* Data rows:
** START **
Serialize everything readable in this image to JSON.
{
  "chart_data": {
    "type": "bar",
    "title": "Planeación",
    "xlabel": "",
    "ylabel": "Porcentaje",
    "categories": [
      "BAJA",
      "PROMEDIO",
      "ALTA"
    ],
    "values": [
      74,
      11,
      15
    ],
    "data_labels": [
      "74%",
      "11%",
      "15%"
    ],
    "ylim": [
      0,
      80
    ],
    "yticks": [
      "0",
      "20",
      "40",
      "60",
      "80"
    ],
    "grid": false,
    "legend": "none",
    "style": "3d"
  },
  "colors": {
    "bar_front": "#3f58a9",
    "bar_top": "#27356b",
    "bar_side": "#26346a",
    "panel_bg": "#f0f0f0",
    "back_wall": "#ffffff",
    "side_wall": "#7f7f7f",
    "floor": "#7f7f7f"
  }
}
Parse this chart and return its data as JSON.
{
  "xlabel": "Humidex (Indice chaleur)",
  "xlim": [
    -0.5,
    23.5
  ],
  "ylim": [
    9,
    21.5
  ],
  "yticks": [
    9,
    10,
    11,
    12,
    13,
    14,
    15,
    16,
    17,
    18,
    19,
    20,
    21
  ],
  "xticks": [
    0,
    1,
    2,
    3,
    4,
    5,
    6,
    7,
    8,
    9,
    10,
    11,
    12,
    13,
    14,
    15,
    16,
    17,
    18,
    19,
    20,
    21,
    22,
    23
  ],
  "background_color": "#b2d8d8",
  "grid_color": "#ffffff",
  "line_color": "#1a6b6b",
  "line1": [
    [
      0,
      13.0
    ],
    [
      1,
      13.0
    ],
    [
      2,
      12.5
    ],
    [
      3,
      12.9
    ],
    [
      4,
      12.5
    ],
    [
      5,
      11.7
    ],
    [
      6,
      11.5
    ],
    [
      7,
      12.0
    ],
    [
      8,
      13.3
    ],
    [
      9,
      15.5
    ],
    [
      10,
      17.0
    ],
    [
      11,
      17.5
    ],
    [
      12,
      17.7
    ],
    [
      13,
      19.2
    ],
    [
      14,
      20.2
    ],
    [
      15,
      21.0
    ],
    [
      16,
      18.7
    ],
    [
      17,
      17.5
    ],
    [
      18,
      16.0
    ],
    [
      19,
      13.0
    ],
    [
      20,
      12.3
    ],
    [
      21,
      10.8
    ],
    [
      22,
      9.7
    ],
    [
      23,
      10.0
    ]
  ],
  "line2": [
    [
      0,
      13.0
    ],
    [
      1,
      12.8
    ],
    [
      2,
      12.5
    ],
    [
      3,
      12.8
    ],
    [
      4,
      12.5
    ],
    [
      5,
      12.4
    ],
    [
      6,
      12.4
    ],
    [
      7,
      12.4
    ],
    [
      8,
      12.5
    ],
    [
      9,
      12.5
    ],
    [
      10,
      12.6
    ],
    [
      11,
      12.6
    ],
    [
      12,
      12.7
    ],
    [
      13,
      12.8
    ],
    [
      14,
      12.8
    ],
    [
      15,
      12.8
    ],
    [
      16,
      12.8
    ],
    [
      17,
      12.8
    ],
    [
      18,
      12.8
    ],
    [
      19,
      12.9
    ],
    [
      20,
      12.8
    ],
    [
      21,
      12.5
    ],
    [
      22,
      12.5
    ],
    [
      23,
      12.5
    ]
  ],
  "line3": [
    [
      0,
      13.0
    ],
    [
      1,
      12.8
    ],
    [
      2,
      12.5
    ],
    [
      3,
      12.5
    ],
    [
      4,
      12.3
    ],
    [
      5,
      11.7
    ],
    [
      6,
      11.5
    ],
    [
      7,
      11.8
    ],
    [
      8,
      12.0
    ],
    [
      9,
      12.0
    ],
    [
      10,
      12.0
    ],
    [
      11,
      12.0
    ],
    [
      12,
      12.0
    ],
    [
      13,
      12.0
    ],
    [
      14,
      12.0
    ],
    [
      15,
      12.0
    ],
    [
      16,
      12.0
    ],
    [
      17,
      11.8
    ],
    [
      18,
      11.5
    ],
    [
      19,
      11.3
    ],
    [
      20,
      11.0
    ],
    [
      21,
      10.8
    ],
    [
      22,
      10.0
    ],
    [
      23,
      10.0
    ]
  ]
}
** END **
* Direction:
Each line with the string "this" in it needs to be found and copied.

* Response to the exercise:
Serialize everything readable in this image to JSON.
Parse this chart and return its data as JSON.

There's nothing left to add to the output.